What needs to be done -
Using the records provided below, locate and copy each line that contains the word "Enable".
--- START Data listing ---
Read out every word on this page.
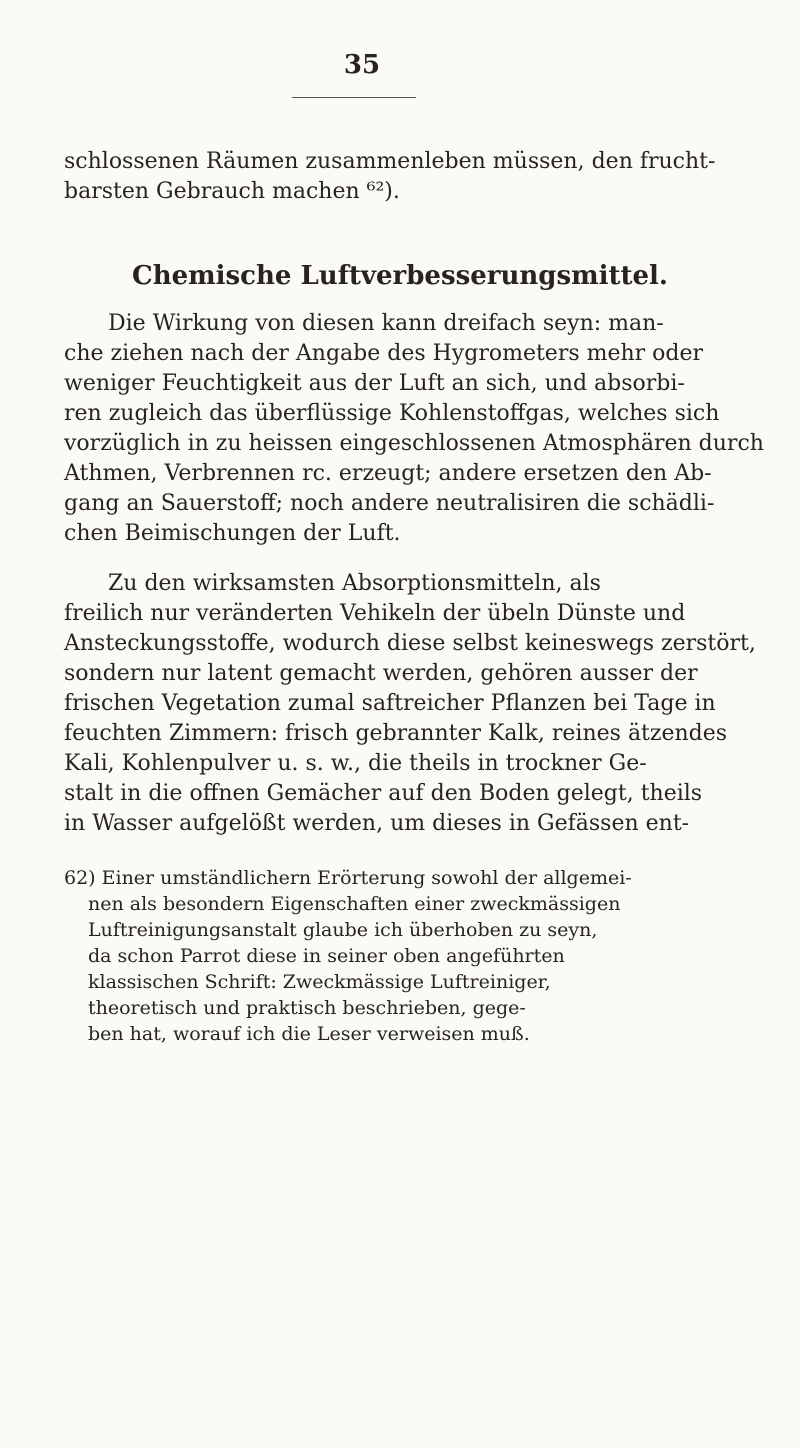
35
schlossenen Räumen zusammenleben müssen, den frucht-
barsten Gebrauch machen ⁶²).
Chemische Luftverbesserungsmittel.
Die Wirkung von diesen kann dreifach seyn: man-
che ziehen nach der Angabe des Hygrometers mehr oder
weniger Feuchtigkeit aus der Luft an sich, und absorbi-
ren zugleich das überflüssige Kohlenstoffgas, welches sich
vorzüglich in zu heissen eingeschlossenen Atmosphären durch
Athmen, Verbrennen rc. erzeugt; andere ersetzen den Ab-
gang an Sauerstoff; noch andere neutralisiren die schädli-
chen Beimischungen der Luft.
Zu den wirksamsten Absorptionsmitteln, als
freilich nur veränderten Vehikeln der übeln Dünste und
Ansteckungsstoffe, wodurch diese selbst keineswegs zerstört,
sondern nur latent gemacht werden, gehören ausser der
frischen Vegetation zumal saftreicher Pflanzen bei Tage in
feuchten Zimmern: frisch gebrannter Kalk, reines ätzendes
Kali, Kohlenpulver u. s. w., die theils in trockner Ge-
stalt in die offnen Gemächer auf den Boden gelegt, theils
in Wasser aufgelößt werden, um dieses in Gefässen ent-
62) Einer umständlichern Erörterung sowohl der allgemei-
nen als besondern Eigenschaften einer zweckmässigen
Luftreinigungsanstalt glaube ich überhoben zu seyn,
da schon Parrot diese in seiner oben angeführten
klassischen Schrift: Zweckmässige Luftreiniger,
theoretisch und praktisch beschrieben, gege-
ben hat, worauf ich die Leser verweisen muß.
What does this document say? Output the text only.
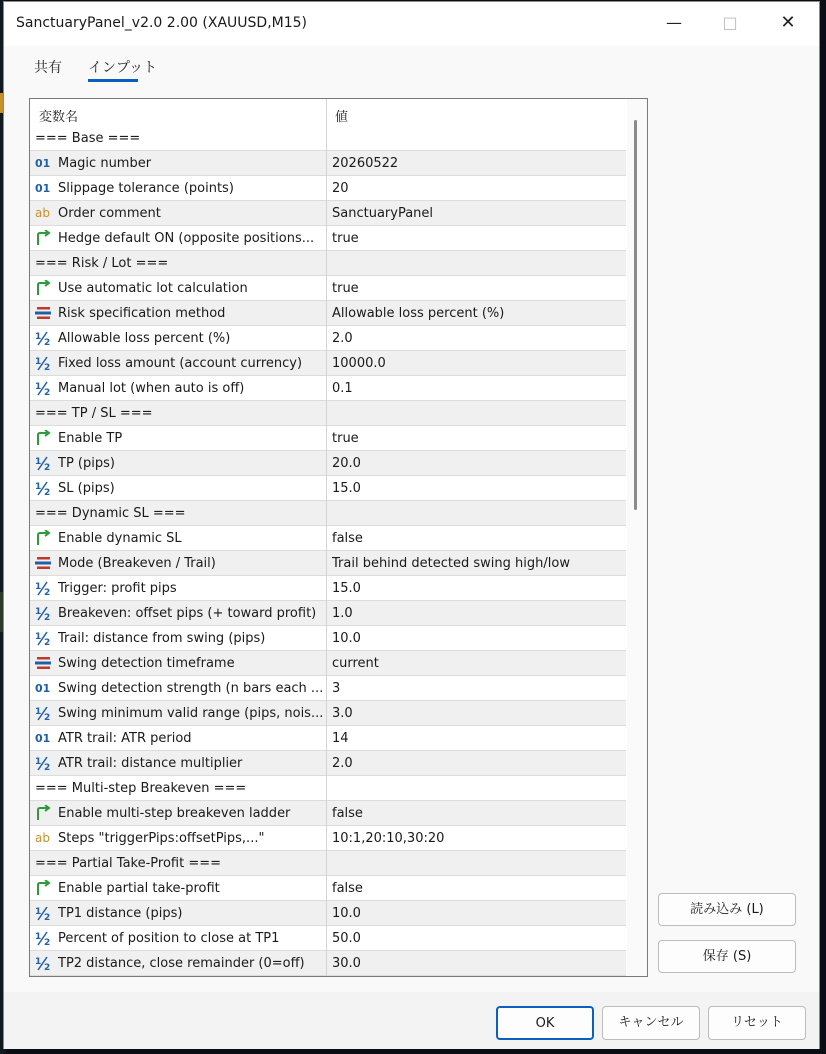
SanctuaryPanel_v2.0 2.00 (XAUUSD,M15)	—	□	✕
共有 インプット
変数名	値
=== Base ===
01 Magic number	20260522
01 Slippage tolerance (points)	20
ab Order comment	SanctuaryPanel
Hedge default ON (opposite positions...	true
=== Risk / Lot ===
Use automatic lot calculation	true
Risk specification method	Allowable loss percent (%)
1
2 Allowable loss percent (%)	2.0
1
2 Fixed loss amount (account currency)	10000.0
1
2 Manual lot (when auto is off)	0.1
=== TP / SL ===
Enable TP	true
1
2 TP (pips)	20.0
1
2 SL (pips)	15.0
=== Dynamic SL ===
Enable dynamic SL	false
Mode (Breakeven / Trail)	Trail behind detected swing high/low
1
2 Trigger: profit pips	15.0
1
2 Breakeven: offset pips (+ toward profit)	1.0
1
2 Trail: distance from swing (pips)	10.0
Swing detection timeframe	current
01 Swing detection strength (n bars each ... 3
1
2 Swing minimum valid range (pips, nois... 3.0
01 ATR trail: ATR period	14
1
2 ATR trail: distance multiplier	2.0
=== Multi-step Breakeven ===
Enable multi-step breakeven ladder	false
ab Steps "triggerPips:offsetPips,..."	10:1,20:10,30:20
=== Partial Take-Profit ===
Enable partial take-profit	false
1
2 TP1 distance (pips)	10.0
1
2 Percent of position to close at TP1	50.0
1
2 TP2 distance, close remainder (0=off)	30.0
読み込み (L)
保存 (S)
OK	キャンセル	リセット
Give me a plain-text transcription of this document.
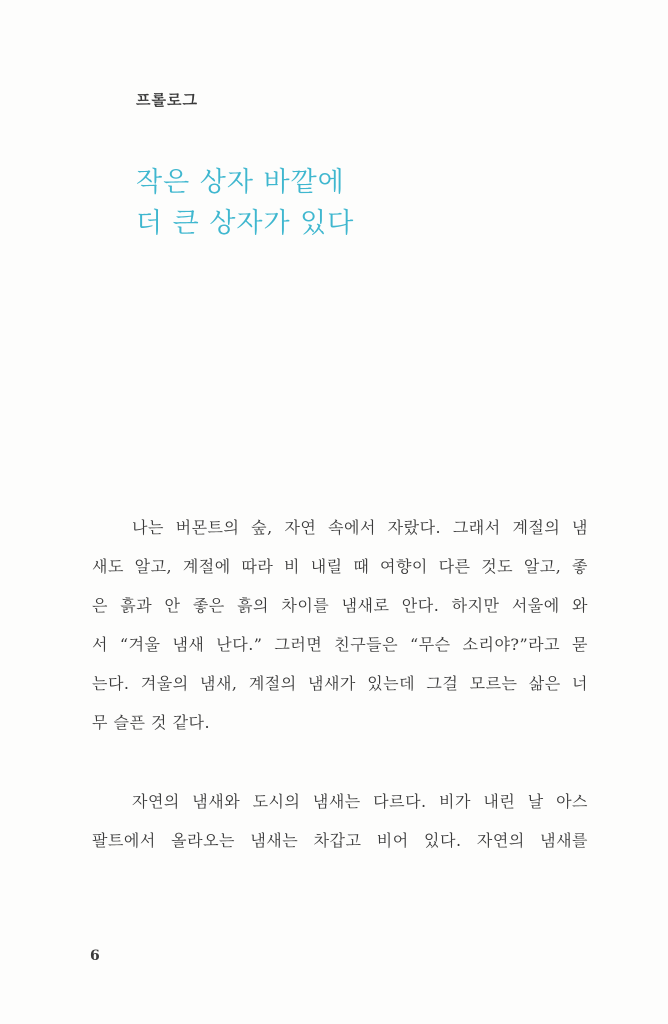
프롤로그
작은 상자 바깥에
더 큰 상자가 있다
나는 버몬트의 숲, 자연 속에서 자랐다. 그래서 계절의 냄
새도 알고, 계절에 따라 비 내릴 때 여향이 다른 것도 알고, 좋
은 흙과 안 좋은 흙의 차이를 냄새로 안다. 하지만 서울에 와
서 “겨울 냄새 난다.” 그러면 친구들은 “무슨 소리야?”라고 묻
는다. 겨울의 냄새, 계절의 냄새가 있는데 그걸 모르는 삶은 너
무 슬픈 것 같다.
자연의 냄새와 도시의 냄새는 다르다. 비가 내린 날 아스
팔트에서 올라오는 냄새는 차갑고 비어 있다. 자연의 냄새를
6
--- END Data listing ---
Solution for this exercise -
Enable TP	true
Enable dynamic SL	false
Enable multi-step breakeven ladder	false
Enable partial take-profit	false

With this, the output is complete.